====== Texte source ======

Les alliés inattendus
L’homme qui observe les oiseaux aura tôt remarqué que toute attaque aérienne déclenche des cris d’alarme de la part des sentinelles.. Ces « chiens de garde » de nos jardins sont toujours les mésanges (bleues et charbonnières) et les corvidés qui entretiennent, pour ces derniers, des relations très tendues avec les rapaces. Le Corbeau Freux, la Corneille Noire et la Pie Bavarde (particulièrement active), harcèlent et houspillent systématiquement, seuls ou en groupe, tout rapace entrant sur leur territoire au moyen de piqués très risqués allant jusqu’au contact. Ces attaques visent à agacer et donc décourager le rapace qui est escorté jusqu’aux limites du territoire en y laissant quelques plumes parfois..
Notre soit-disant « cleptomane » noire et blanche compte, à ses dépens, parmi les animaux les plus intelligents.. Ses extraordinaires facultés d’adaptation ont fait d’elle un opportuniste omnivore, à l’aise dans les villes comme dans les campagnes où la guerre lui a été déclarée depuis fort longtemps.. Du statut d’espèce non protégée, elle est presque partout passée à espèce nuisible, au point que plus de 400 000 d’entre elles ont été supprimées en France pour la seule année 1999..
« Voleuse » la pie ? Pas folle en tout cas
Dotée d’une mémoire et de facultés d’apprentissage exceptionnelles, la pie bavarde enseigne à ses jeunes le cleptoparasitisme, c’est à dire l’art de dérober des proies à d’autres animaux.. Qui sait qu’elle réussit toujours le test du miroir là même où le chien échoue ? .. Elle a non seulement conscience d’elle même mais elle reconnaît et enregistre le visage de chaque humain ! .. Elle mémorise le physique des hommes qui lui veulent du bien et fuit les autres !! De plus, l’observation montre qu’il existe une véritable solidarité non seulement entre les pies elles-mêmes mais avec les autres espèces qui ont appris à profiter de ces formidables gardiens. La nature est bien faite.. Il suffit de prendre le temps d’observer.. Mes vieux pigeons voyageurs se précipitent sur les trappes des spoutniks dès lors que le cri d’alarme « attention rapace » des pies et des mésanges retentit.. Plus attentif que jamais, je m’interrogeai : « Suffirait-il d’en posséder ? »
un allié sans égal
La stupéfiante facilité de la pie bavarde à s’adapter à toute situation en fait un formidable oiseau de compagnie dès lors qu’elle est bien installée et capturée jeune.. Depuis le printemps 2018, j’en possède quelques unes, parfaitement domestiques mais qui n’acceptent la nourriture que de ma seule main cependant.. Il s’avère que ces oiseaux, en permanence sur le « qui-vive » , donnent non seulement l’alerte à mes voyageurs qui ont vite assimilé le sens de ces avertissements, mais font également rappliquer des renforts (leurs semblables sauvages) qui se chargent de chasser les agresseurs.

====== Données fournies ======

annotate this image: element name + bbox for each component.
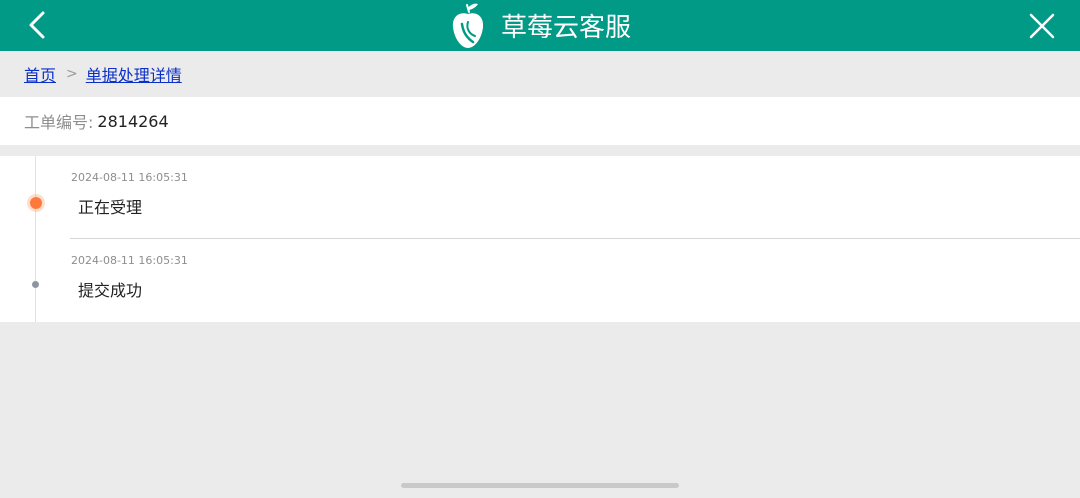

======

Travail à faire ::
1) Traduisez en anglais la phrase suivante du texte source : « De plus, l’observation montre qu’il existe une véritable solidarité non seulement entre les pies elles-mêmes mais avec les autres espèces qui ont appris à profiter de ces formidables gardiens. »
2) Répondez brièvement à ces questions d'après le texte source.
(a) Combien de pies ont été supprimées en France pour la seule année 1999 ?
(b) Quel test la pie bavarde réussit-elle là où le chien échoue ?
(c) Depuis quand des pies domestiques sont-elles possédées, selon le texte source ?
3) Recopiez fidèlement le passage du texte source qui va de « Les alliés inattendus » jusqu'à « quelques plumes parfois.. » inclus.
Le matériel fourni ne joue aucun rôle ici.

Réponses attendues ::
1) Moreover, observation shows that there is genuine solidarity not only among magpies themselves but also with the other species that have learned to take advantage of these remarkable guardians.

2)
(a) Plus de 400 000.
(b) Le test du miroir.
(c) Depuis le printemps 2018.

3)
Les alliés inattendus
L’homme qui observe les oiseaux aura tôt remarqué que toute attaque aérienne déclenche des cris d’alarme de la part des sentinelles.. Ces « chiens de garde » de nos jardins sont toujours les mésanges (bleues et charbonnières) et les corvidés qui entretiennent, pour ces derniers, des relations très tendues avec les rapaces. Le Corbeau Freux, la Corneille Noire et la Pie Bavarde (particulièrement active), harcèlent et houspillent systématiquement, seuls ou en groupe, tout rapace entrant sur leur territoire au moyen de piqués très risqués allant jusqu’au contact. Ces attaques visent à agacer et donc décourager le rapace qui est escorté jusqu’aux limites du territoire en y laissant quelques plumes parfois..